> WHAT THE EXERCISE ASKS
Reproduce the data below with "Patent image size" swapped for "Drawing dimensions" wherever it appears and every other word left as is. Omit the pictures from your answer.
- - - - -
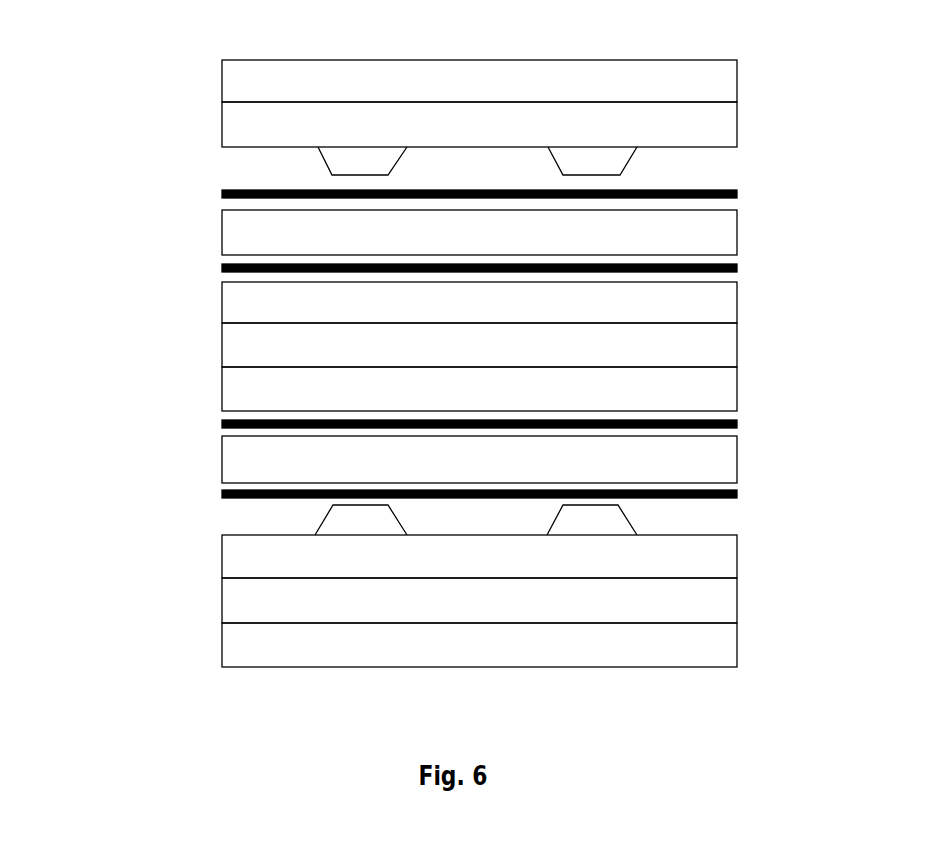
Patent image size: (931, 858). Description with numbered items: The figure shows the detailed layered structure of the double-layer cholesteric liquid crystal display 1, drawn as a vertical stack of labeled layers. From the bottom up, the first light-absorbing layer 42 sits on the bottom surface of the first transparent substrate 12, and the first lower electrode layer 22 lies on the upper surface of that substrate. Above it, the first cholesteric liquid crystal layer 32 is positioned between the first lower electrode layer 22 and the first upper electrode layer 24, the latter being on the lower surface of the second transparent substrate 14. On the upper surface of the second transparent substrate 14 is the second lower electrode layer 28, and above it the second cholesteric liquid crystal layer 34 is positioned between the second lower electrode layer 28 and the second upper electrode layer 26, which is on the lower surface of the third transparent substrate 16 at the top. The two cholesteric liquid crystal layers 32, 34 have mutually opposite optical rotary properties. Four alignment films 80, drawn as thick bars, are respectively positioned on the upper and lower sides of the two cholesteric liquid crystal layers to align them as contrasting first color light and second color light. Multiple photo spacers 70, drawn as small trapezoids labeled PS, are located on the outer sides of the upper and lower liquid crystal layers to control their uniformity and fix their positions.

The double-layer cholesteric liquid crystal display 1 is at (146, 91).
The first transparent substrate 12 is at (720, 605).
The second transparent substrate 14 is at (720, 348).
The third transparent substrate 16 is at (720, 86).
The first lower electrode layer 22 is at (720, 562).
The first upper electrode layer 24 is at (720, 388).
The second upper electrode layer 26 is at (720, 129).
The second lower electrode layer 28 is at (720, 310).
The first cholesteric liquid crystal layer 32 is at (720, 463).
The second cholesteric liquid crystal layer 34 is at (720, 236).
The first light-absorbing layer 42 is at (720, 652).
The photo spacers 70 is at (336, 153).
The alignment films 80 is at (222, 193).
- - - - -
> PROBLEM SOLUTION
Drawing dimensions: (931, 858). Description with numbered items: The figure shows the detailed layered structure of the double-layer cholesteric liquid crystal display 1, drawn as a vertical stack of labeled layers. From the bottom up, the first light-absorbing layer 42 sits on the bottom surface of the first transparent substrate 12, and the first lower electrode layer 22 lies on the upper surface of that substrate. Above it, the first cholesteric liquid crystal layer 32 is positioned between the first lower electrode layer 22 and the first upper electrode layer 24, the latter being on the lower surface of the second transparent substrate 14. On the upper surface of the second transparent substrate 14 is the second lower electrode layer 28, and above it the second cholesteric liquid crystal layer 34 is positioned between the second lower electrode layer 28 and the second upper electrode layer 26, which is on the lower surface of the third transparent substrate 16 at the top. The two cholesteric liquid crystal layers 32, 34 have mutually opposite optical rotary properties. Four alignment films 80, drawn as thick bars, are respectively positioned on the upper and lower sides of the two cholesteric liquid crystal layers to align them as contrasting first color light and second color light. Multiple photo spacers 70, drawn as small trapezoids labeled PS, are located on the outer sides of the upper and lower liquid crystal layers to control their uniformity and fix their positions.

The double-layer cholesteric liquid crystal display 1 is at (146, 91).
The first transparent substrate 12 is at (720, 605).
The second transparent substrate 14 is at (720, 348).
The third transparent substrate 16 is at (720, 86).
The first lower electrode layer 22 is at (720, 562).
The first upper electrode layer 24 is at (720, 388).
The second upper electrode layer 26 is at (720, 129).
The second lower electrode layer 28 is at (720, 310).
The first cholesteric liquid crystal layer 32 is at (720, 463).
The second cholesteric liquid crystal layer 34 is at (720, 236).
The first light-absorbing layer 42 is at (720, 652).
The photo spacers 70 is at (336, 153).
The alignment films 80 is at (222, 193).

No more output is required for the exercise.